##### Recorded data
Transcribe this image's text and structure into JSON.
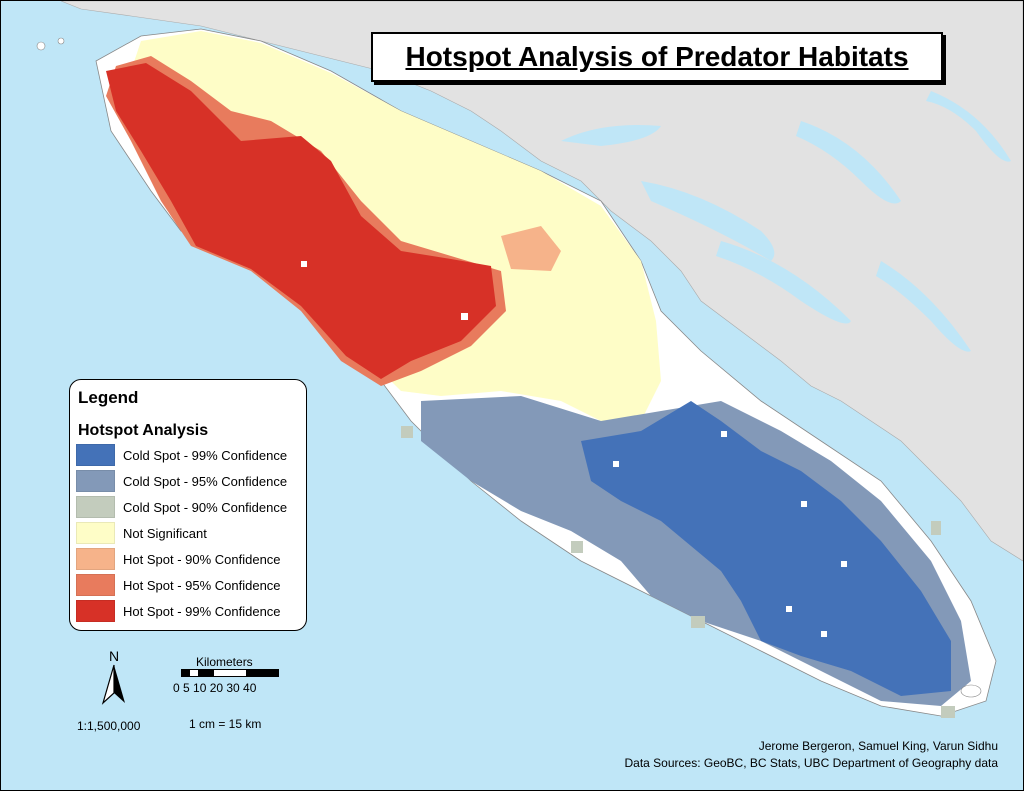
{
  "title": "Hotspot Analysis of Predator Habitats",
  "legend": {
    "title": "Legend",
    "subtitle": "Hotspot Analysis",
    "items": [
      {
        "label": "Cold Spot - 99% Confidence",
        "color": "#4472b8"
      },
      {
        "label": "Cold Spot - 95% Confidence",
        "color": "#8399b8"
      },
      {
        "label": "Cold Spot - 90% Confidence",
        "color": "#c3ccbd"
      },
      {
        "label": "Not Significant",
        "color": "#fefdc7"
      },
      {
        "label": "Hot Spot - 90% Confidence",
        "color": "#f6b38a"
      },
      {
        "label": "Hot Spot - 95% Confidence",
        "color": "#e87b5d"
      },
      {
        "label": "Hot Spot - 99% Confidence",
        "color": "#d73127"
      }
    ]
  },
  "north_label": "N",
  "scale": {
    "ratio": "1:1,500,000",
    "unit_label": "Kilometers",
    "ticks": "0 5 10 20 30 40",
    "cm_label": "1 cm = 15 km"
  },
  "credits": {
    "authors": "Jerome Bergeron, Samuel King, Varun Sidhu",
    "sources": "Data Sources: GeoBC, BC Stats, UBC Department of Geography data"
  },
  "colors": {
    "ocean": "#bfe6f7",
    "land": "#e2e2e2",
    "island_base": "#ffffff"
  }
}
##########
▶ [Instruction]:
Reproduce the records verbatim, omitting all images they contain.

▶ [Exercise result]:
Transcribe this image's text and structure into JSON.
{
  "title": "Hotspot Analysis of Predator Habitats",
  "legend": {
    "title": "Legend",
    "subtitle": "Hotspot Analysis",
    "items": [
      {
        "label": "Cold Spot - 99% Confidence",
        "color": "#4472b8"
      },
      {
        "label": "Cold Spot - 95% Confidence",
        "color": "#8399b8"
      },
      {
        "label": "Cold Spot - 90% Confidence",
        "color": "#c3ccbd"
      },
      {
        "label": "Not Significant",
        "color": "#fefdc7"
      },
      {
        "label": "Hot Spot - 90% Confidence",
        "color": "#f6b38a"
      },
      {
        "label": "Hot Spot - 95% Confidence",
        "color": "#e87b5d"
      },
      {
        "label": "Hot Spot - 99% Confidence",
        "color": "#d73127"
      }
    ]
  },
  "north_label": "N",
  "scale": {
    "ratio": "1:1,500,000",
    "unit_label": "Kilometers",
    "ticks": "0 5 10 20 30 40",
    "cm_label": "1 cm = 15 km"
  },
  "credits": {
    "authors": "Jerome Bergeron, Samuel King, Varun Sidhu",
    "sources": "Data Sources: GeoBC, BC Stats, UBC Department of Geography data"
  },
  "colors": {
    "ocean": "#bfe6f7",
    "land": "#e2e2e2",
    "island_base": "#ffffff"
  }
}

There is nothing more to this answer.